Problem to work on >> Find each line holding the word "Length" and give the number of such lines, nothing else.

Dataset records
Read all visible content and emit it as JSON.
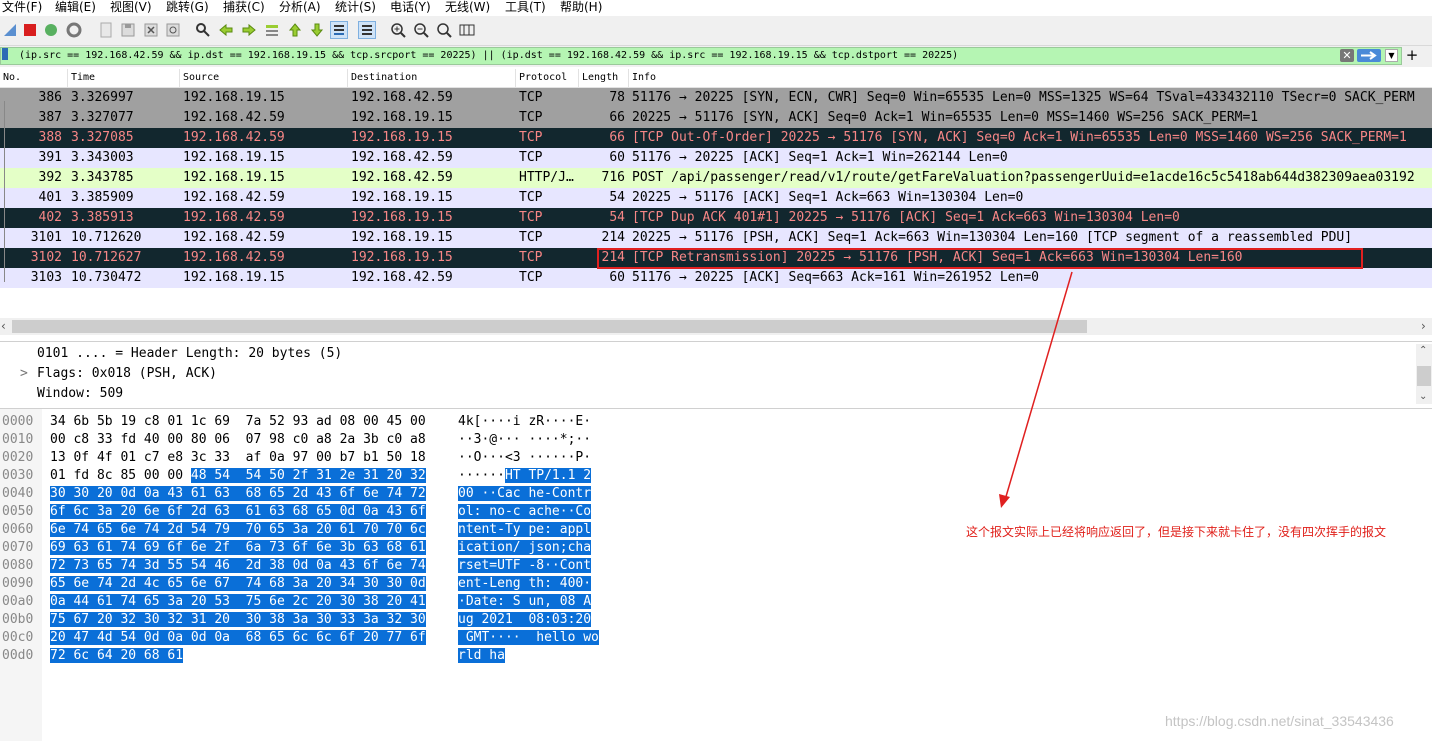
{
  "menu": [
    "文件(F)",
    "编辑(E)",
    "视图(V)",
    "跳转(G)",
    "捕获(C)",
    "分析(A)",
    "统计(S)",
    "电话(Y)",
    "无线(W)",
    "工具(T)",
    "帮助(H)"
  ],
  "toolbar_icons": [
    "shark-fin-icon",
    "stop-capture-icon",
    "restart-capture-icon",
    "capture-options-icon",
    "open-file-icon",
    "save-file-icon",
    "close-file-icon",
    "reload-file-icon",
    "find-packet-icon",
    "go-back-icon",
    "go-forward-icon",
    "go-to-packet-icon",
    "go-first-icon",
    "go-last-icon",
    "autoscroll-icon",
    "colorize-icon",
    "zoom-in-icon",
    "zoom-out-icon",
    "zoom-normal-icon",
    "resize-columns-icon"
  ],
  "filter": {
    "value": "(ip.src == 192.168.42.59 && ip.dst == 192.168.19.15 && tcp.srcport == 20225) || (ip.dst == 192.168.42.59 && ip.src == 192.168.19.15 && tcp.dstport == 20225)"
  },
  "columns": [
    "No.",
    "Time",
    "Source",
    "Destination",
    "Protocol",
    "Length",
    "Info"
  ],
  "packets": [
    {
      "no": "386",
      "time": "3.326997",
      "src": "192.168.19.15",
      "dst": "192.168.42.59",
      "proto": "TCP",
      "len": "78",
      "info": "51176 → 20225 [SYN, ECN, CWR] Seq=0 Win=65535 Len=0 MSS=1325 WS=64 TSval=433432110 TSecr=0 SACK_PERM",
      "bg": "#a0a0a0",
      "fg": "#000000"
    },
    {
      "no": "387",
      "time": "3.327077",
      "src": "192.168.42.59",
      "dst": "192.168.19.15",
      "proto": "TCP",
      "len": "66",
      "info": "20225 → 51176 [SYN, ACK] Seq=0 Ack=1 Win=65535 Len=0 MSS=1460 WS=256 SACK_PERM=1",
      "bg": "#a0a0a0",
      "fg": "#000000"
    },
    {
      "no": "388",
      "time": "3.327085",
      "src": "192.168.42.59",
      "dst": "192.168.19.15",
      "proto": "TCP",
      "len": "66",
      "info": "[TCP Out-Of-Order] 20225 → 51176 [SYN, ACK] Seq=0 Ack=1 Win=65535 Len=0 MSS=1460 WS=256 SACK_PERM=1",
      "bg": "#12272e",
      "fg": "#f78787"
    },
    {
      "no": "391",
      "time": "3.343003",
      "src": "192.168.19.15",
      "dst": "192.168.42.59",
      "proto": "TCP",
      "len": "60",
      "info": "51176 → 20225 [ACK] Seq=1 Ack=1 Win=262144 Len=0",
      "bg": "#e7e6ff",
      "fg": "#000000"
    },
    {
      "no": "392",
      "time": "3.343785",
      "src": "192.168.19.15",
      "dst": "192.168.42.59",
      "proto": "HTTP/J…",
      "len": "716",
      "info": "POST /api/passenger/read/v1/route/getFareValuation?passengerUuid=e1acde16c5c5418ab644d382309aea03192",
      "bg": "#e4ffc7",
      "fg": "#000000"
    },
    {
      "no": "401",
      "time": "3.385909",
      "src": "192.168.42.59",
      "dst": "192.168.19.15",
      "proto": "TCP",
      "len": "54",
      "info": "20225 → 51176 [ACK] Seq=1 Ack=663 Win=130304 Len=0",
      "bg": "#e7e6ff",
      "fg": "#000000"
    },
    {
      "no": "402",
      "time": "3.385913",
      "src": "192.168.42.59",
      "dst": "192.168.19.15",
      "proto": "TCP",
      "len": "54",
      "info": "[TCP Dup ACK 401#1] 20225 → 51176 [ACK] Seq=1 Ack=663 Win=130304 Len=0",
      "bg": "#12272e",
      "fg": "#f78787"
    },
    {
      "no": "3101",
      "time": "10.712620",
      "src": "192.168.42.59",
      "dst": "192.168.19.15",
      "proto": "TCP",
      "len": "214",
      "info": "20225 → 51176 [PSH, ACK] Seq=1 Ack=663 Win=130304 Len=160 [TCP segment of a reassembled PDU]",
      "bg": "#e7e6ff",
      "fg": "#000000"
    },
    {
      "no": "3102",
      "time": "10.712627",
      "src": "192.168.42.59",
      "dst": "192.168.19.15",
      "proto": "TCP",
      "len": "214",
      "info": "[TCP Retransmission] 20225 → 51176 [PSH, ACK] Seq=1 Ack=663 Win=130304 Len=160",
      "bg": "#12272e",
      "fg": "#f78787"
    },
    {
      "no": "3103",
      "time": "10.730472",
      "src": "192.168.19.15",
      "dst": "192.168.42.59",
      "proto": "TCP",
      "len": "60",
      "info": "51176 → 20225 [ACK] Seq=663 Ack=161 Win=261952 Len=0",
      "bg": "#e7e6ff",
      "fg": "#000000"
    }
  ],
  "details": [
    {
      "prefix": "",
      "text": "0101 .... = Header Length: 20 bytes (5)"
    },
    {
      "prefix": ">",
      "text": "Flags: 0x018 (PSH, ACK)"
    },
    {
      "prefix": "",
      "text": "Window: 509"
    }
  ],
  "bytes": [
    {
      "off": "0000",
      "hex": [
        [
          "34 6b 5b 19 c8 01 1c 69  7a 52 93 ad 08 00 45 00",
          ""
        ]
      ],
      "ascii": [
        [
          "4k[····i zR····E·",
          ""
        ]
      ]
    },
    {
      "off": "0010",
      "hex": [
        [
          "00 c8 33 fd 40 00 80 06  07 98 c0 a8 2a 3b c0 a8",
          ""
        ]
      ],
      "ascii": [
        [
          "··3·@··· ····*;··",
          ""
        ]
      ]
    },
    {
      "off": "0020",
      "hex": [
        [
          "13 0f 4f 01 c7 e8 3c 33  af 0a 97 00 b7 b1 50 18",
          ""
        ]
      ],
      "ascii": [
        [
          "··O···<3 ······P·",
          ""
        ]
      ]
    },
    {
      "off": "0030",
      "hex": [
        [
          "01 fd 8c 85 00 00 ",
          ""
        ],
        [
          "48 54  54 50 2f 31 2e 31 20 32",
          "hl"
        ]
      ],
      "ascii": [
        [
          "······",
          ""
        ],
        [
          "HT TP/1.1 2",
          "hl"
        ]
      ]
    },
    {
      "off": "0040",
      "hex": [
        [
          "30 30 20 0d 0a 43 61 63  68 65 2d 43 6f 6e 74 72",
          "hl"
        ]
      ],
      "ascii": [
        [
          "00 ··Cac he-Contr",
          "hl"
        ]
      ]
    },
    {
      "off": "0050",
      "hex": [
        [
          "6f 6c 3a 20 6e 6f 2d 63  61 63 68 65 0d 0a 43 6f",
          "hl"
        ]
      ],
      "ascii": [
        [
          "ol: no-c ache··Co",
          "hl"
        ]
      ]
    },
    {
      "off": "0060",
      "hex": [
        [
          "6e 74 65 6e 74 2d 54 79  70 65 3a 20 61 70 70 6c",
          "hl"
        ]
      ],
      "ascii": [
        [
          "ntent-Ty pe: appl",
          "hl"
        ]
      ]
    },
    {
      "off": "0070",
      "hex": [
        [
          "69 63 61 74 69 6f 6e 2f  6a 73 6f 6e 3b 63 68 61",
          "hl"
        ]
      ],
      "ascii": [
        [
          "ication/ json;cha",
          "hl"
        ]
      ]
    },
    {
      "off": "0080",
      "hex": [
        [
          "72 73 65 74 3d 55 54 46  2d 38 0d 0a 43 6f 6e 74",
          "hl"
        ]
      ],
      "ascii": [
        [
          "rset=UTF -8··Cont",
          "hl"
        ]
      ]
    },
    {
      "off": "0090",
      "hex": [
        [
          "65 6e 74 2d 4c 65 6e 67  74 68 3a 20 34 30 30 0d",
          "hl"
        ]
      ],
      "ascii": [
        [
          "ent-Leng th: 400·",
          "hl"
        ]
      ]
    },
    {
      "off": "00a0",
      "hex": [
        [
          "0a 44 61 74 65 3a 20 53  75 6e 2c 20 30 38 20 41",
          "hl"
        ]
      ],
      "ascii": [
        [
          "·Date: S un, 08 A",
          "hl"
        ]
      ]
    },
    {
      "off": "00b0",
      "hex": [
        [
          "75 67 20 32 30 32 31 20  30 38 3a 30 33 3a 32 30",
          "hl"
        ]
      ],
      "ascii": [
        [
          "ug 2021  08:03:20",
          "hl"
        ]
      ]
    },
    {
      "off": "00c0",
      "hex": [
        [
          "20 47 4d 54 0d 0a 0d 0a  68 65 6c 6c 6f 20 77 6f",
          "hl"
        ]
      ],
      "ascii": [
        [
          " GMT····  hello wo",
          "hl"
        ]
      ]
    },
    {
      "off": "00d0",
      "hex": [
        [
          "72 6c 64 20 68 61",
          "hl"
        ]
      ],
      "ascii": [
        [
          "rld ha",
          "hl"
        ]
      ]
    }
  ],
  "annotation": "这个报文实际上已经将响应返回了，但是接下来就卡住了，没有四次挥手的报文",
  "watermark": "https://blog.csdn.net/sinat_33543436",
  "colors": {
    "highlight_box": "#e02020",
    "annotation": "#e0201a",
    "bytes_highlight": "#0a6fd8",
    "filter_ok": "#b5f5b3"
  }
}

Result for this task >> 2